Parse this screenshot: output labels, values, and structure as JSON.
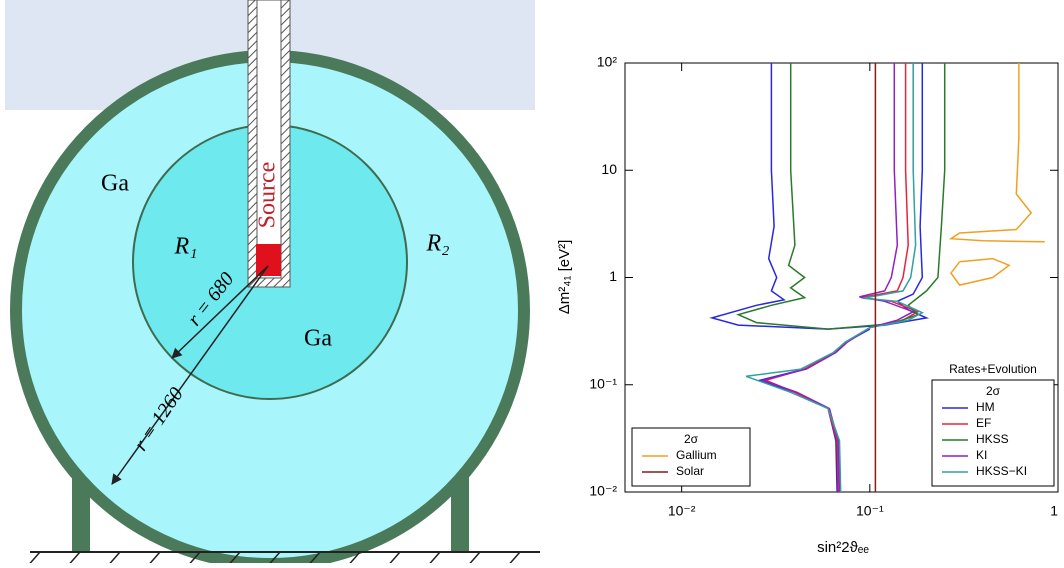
{
  "diagram": {
    "labels": [
      "Ga",
      "R₁",
      "Source",
      "Ga",
      "R₂",
      "r = 680",
      "r = 1260"
    ]
  },
  "chart_data": {
    "type": "line",
    "xlabel": "sin²2ϑₑₑ",
    "ylabel": "Δm²₄₁   [eV²]",
    "xlog": true,
    "ylog": true,
    "xlim": [
      0.005,
      1
    ],
    "ylim": [
      0.01,
      100
    ],
    "xticks": [
      {
        "value": 0.01,
        "label": "10⁻²"
      },
      {
        "value": 0.1,
        "label": "10⁻¹"
      },
      1
    ],
    "yticks": [
      {
        "value": 0.01,
        "label": "10⁻²"
      },
      {
        "value": 0.1,
        "label": "10⁻¹"
      },
      1,
      10,
      {
        "value": 100,
        "label": "10²"
      }
    ],
    "legend_titles": {
      "lower right": [
        "Rates+Evolution",
        "2σ"
      ],
      "lower left": [
        "2σ"
      ]
    },
    "series": [
      {
        "name": "HM",
        "color": "#2828e0",
        "legend": "lower right",
        "x": [
          0.03,
          0.03,
          0.031,
          0.029,
          0.032,
          0.03,
          0.035,
          0.025,
          0.0145,
          0.02,
          0.06,
          0.12,
          0.2,
          0.16,
          0.14,
          0.17,
          0.19,
          0.185,
          0.19,
          0.19,
          null,
          0.1,
          0.075,
          0.065,
          0.045,
          0.026,
          0.04,
          0.06,
          0.066,
          0.067
        ],
        "y": [
          100,
          10,
          3,
          1.5,
          1.0,
          0.75,
          0.62,
          0.55,
          0.42,
          0.36,
          0.33,
          0.36,
          0.42,
          0.5,
          0.6,
          0.7,
          1,
          3,
          10,
          100,
          null,
          0.33,
          0.25,
          0.2,
          0.14,
          0.11,
          0.085,
          0.06,
          0.03,
          0.01
        ]
      },
      {
        "name": "EF",
        "color": "#e8243c",
        "legend": "lower right",
        "x": [
          0.155,
          0.155,
          0.16,
          0.15,
          0.14,
          0.09,
          0.13,
          0.18,
          0.15,
          0.1,
          0.075,
          0.065,
          0.045,
          0.028,
          0.04,
          0.06,
          0.067,
          0.068
        ],
        "y": [
          100,
          10,
          2,
          1,
          0.75,
          0.65,
          0.6,
          0.48,
          0.4,
          0.34,
          0.25,
          0.2,
          0.14,
          0.11,
          0.085,
          0.06,
          0.03,
          0.01
        ]
      },
      {
        "name": "HKSS",
        "color": "#2a7a2a",
        "legend": "lower right",
        "x": [
          0.038,
          0.038,
          0.04,
          0.037,
          0.045,
          0.038,
          0.045,
          0.03,
          0.02,
          0.025,
          0.06,
          0.13,
          0.18,
          0.16,
          0.2,
          0.23,
          0.24,
          0.25,
          0.25
        ],
        "y": [
          100,
          10,
          2,
          1.3,
          1,
          0.8,
          0.65,
          0.55,
          0.45,
          0.38,
          0.33,
          0.37,
          0.45,
          0.55,
          0.75,
          1,
          3,
          10,
          100
        ]
      },
      {
        "name": "KI",
        "color": "#9020c0",
        "legend": "lower right",
        "x": [
          0.135,
          0.135,
          0.14,
          0.13,
          0.12,
          0.088,
          0.12,
          0.17,
          0.14,
          0.1,
          0.076,
          0.066,
          0.046,
          0.027,
          0.041,
          0.061,
          0.068,
          0.069
        ],
        "y": [
          100,
          10,
          2,
          1,
          0.75,
          0.66,
          0.6,
          0.48,
          0.4,
          0.34,
          0.25,
          0.2,
          0.14,
          0.11,
          0.085,
          0.06,
          0.03,
          0.01
        ]
      },
      {
        "name": "HKSS−KI",
        "color": "#30a0a0",
        "legend": "lower right",
        "x": [
          0.17,
          0.17,
          0.175,
          0.165,
          0.15,
          0.092,
          0.14,
          0.19,
          0.16,
          0.1,
          0.074,
          0.064,
          0.043,
          0.022,
          0.038,
          0.06,
          0.069,
          0.07
        ],
        "y": [
          100,
          10,
          2,
          1,
          0.75,
          0.64,
          0.6,
          0.47,
          0.4,
          0.34,
          0.25,
          0.2,
          0.14,
          0.12,
          0.085,
          0.06,
          0.03,
          0.01
        ]
      },
      {
        "name": "Gallium",
        "color": "#f0a020",
        "legend": "lower left",
        "x": [
          0.62,
          0.62,
          0.6,
          0.72,
          0.6,
          0.3,
          0.27,
          0.4,
          0.85,
          null,
          0.3,
          0.45,
          0.55,
          0.45,
          0.3,
          0.27,
          0.3
        ],
        "y": [
          100,
          20,
          6,
          4,
          2.8,
          2.6,
          2.3,
          2.2,
          2.15,
          null,
          1.4,
          1.5,
          1.3,
          1.0,
          0.85,
          1.1,
          1.4
        ]
      },
      {
        "name": "Solar",
        "color": "#8b1a1a",
        "legend": "lower left",
        "x": [
          0.107,
          0.107
        ],
        "y": [
          0.01,
          100
        ]
      }
    ]
  }
}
*-*-*
__SHORT TASK__:
Quote every entry exactly, with the pictures omitted.

__SOLUTION TO THIS EXERCISE__:
Parse this screenshot: output labels, values, and structure as JSON.
{
  "diagram": {
    "labels": [
      "Ga",
      "R₁",
      "Source",
      "Ga",
      "R₂",
      "r = 680",
      "r = 1260"
    ]
  },
  "chart_data": {
    "type": "line",
    "xlabel": "sin²2ϑₑₑ",
    "ylabel": "Δm²₄₁   [eV²]",
    "xlog": true,
    "ylog": true,
    "xlim": [
      0.005,
      1
    ],
    "ylim": [
      0.01,
      100
    ],
    "xticks": [
      {
        "value": 0.01,
        "label": "10⁻²"
      },
      {
        "value": 0.1,
        "label": "10⁻¹"
      },
      1
    ],
    "yticks": [
      {
        "value": 0.01,
        "label": "10⁻²"
      },
      {
        "value": 0.1,
        "label": "10⁻¹"
      },
      1,
      10,
      {
        "value": 100,
        "label": "10²"
      }
    ],
    "legend_titles": {
      "lower right": [
        "Rates+Evolution",
        "2σ"
      ],
      "lower left": [
        "2σ"
      ]
    },
    "series": [
      {
        "name": "HM",
        "color": "#2828e0",
        "legend": "lower right",
        "x": [
          0.03,
          0.03,
          0.031,
          0.029,
          0.032,
          0.03,
          0.035,
          0.025,
          0.0145,
          0.02,
          0.06,
          0.12,
          0.2,
          0.16,
          0.14,
          0.17,
          0.19,
          0.185,
          0.19,
          0.19,
          null,
          0.1,
          0.075,
          0.065,
          0.045,
          0.026,
          0.04,
          0.06,
          0.066,
          0.067
        ],
        "y": [
          100,
          10,
          3,
          1.5,
          1.0,
          0.75,
          0.62,
          0.55,
          0.42,
          0.36,
          0.33,
          0.36,
          0.42,
          0.5,
          0.6,
          0.7,
          1,
          3,
          10,
          100,
          null,
          0.33,
          0.25,
          0.2,
          0.14,
          0.11,
          0.085,
          0.06,
          0.03,
          0.01
        ]
      },
      {
        "name": "EF",
        "color": "#e8243c",
        "legend": "lower right",
        "x": [
          0.155,
          0.155,
          0.16,
          0.15,
          0.14,
          0.09,
          0.13,
          0.18,
          0.15,
          0.1,
          0.075,
          0.065,
          0.045,
          0.028,
          0.04,
          0.06,
          0.067,
          0.068
        ],
        "y": [
          100,
          10,
          2,
          1,
          0.75,
          0.65,
          0.6,
          0.48,
          0.4,
          0.34,
          0.25,
          0.2,
          0.14,
          0.11,
          0.085,
          0.06,
          0.03,
          0.01
        ]
      },
      {
        "name": "HKSS",
        "color": "#2a7a2a",
        "legend": "lower right",
        "x": [
          0.038,
          0.038,
          0.04,
          0.037,
          0.045,
          0.038,
          0.045,
          0.03,
          0.02,
          0.025,
          0.06,
          0.13,
          0.18,
          0.16,
          0.2,
          0.23,
          0.24,
          0.25,
          0.25
        ],
        "y": [
          100,
          10,
          2,
          1.3,
          1,
          0.8,
          0.65,
          0.55,
          0.45,
          0.38,
          0.33,
          0.37,
          0.45,
          0.55,
          0.75,
          1,
          3,
          10,
          100
        ]
      },
      {
        "name": "KI",
        "color": "#9020c0",
        "legend": "lower right",
        "x": [
          0.135,
          0.135,
          0.14,
          0.13,
          0.12,
          0.088,
          0.12,
          0.17,
          0.14,
          0.1,
          0.076,
          0.066,
          0.046,
          0.027,
          0.041,
          0.061,
          0.068,
          0.069
        ],
        "y": [
          100,
          10,
          2,
          1,
          0.75,
          0.66,
          0.6,
          0.48,
          0.4,
          0.34,
          0.25,
          0.2,
          0.14,
          0.11,
          0.085,
          0.06,
          0.03,
          0.01
        ]
      },
      {
        "name": "HKSS−KI",
        "color": "#30a0a0",
        "legend": "lower right",
        "x": [
          0.17,
          0.17,
          0.175,
          0.165,
          0.15,
          0.092,
          0.14,
          0.19,
          0.16,
          0.1,
          0.074,
          0.064,
          0.043,
          0.022,
          0.038,
          0.06,
          0.069,
          0.07
        ],
        "y": [
          100,
          10,
          2,
          1,
          0.75,
          0.64,
          0.6,
          0.47,
          0.4,
          0.34,
          0.25,
          0.2,
          0.14,
          0.12,
          0.085,
          0.06,
          0.03,
          0.01
        ]
      },
      {
        "name": "Gallium",
        "color": "#f0a020",
        "legend": "lower left",
        "x": [
          0.62,
          0.62,
          0.6,
          0.72,
          0.6,
          0.3,
          0.27,
          0.4,
          0.85,
          null,
          0.3,
          0.45,
          0.55,
          0.45,
          0.3,
          0.27,
          0.3
        ],
        "y": [
          100,
          20,
          6,
          4,
          2.8,
          2.6,
          2.3,
          2.2,
          2.15,
          null,
          1.4,
          1.5,
          1.3,
          1.0,
          0.85,
          1.1,
          1.4
        ]
      },
      {
        "name": "Solar",
        "color": "#8b1a1a",
        "legend": "lower left",
        "x": [
          0.107,
          0.107
        ],
        "y": [
          0.01,
          100
        ]
      }
    ]
  }
}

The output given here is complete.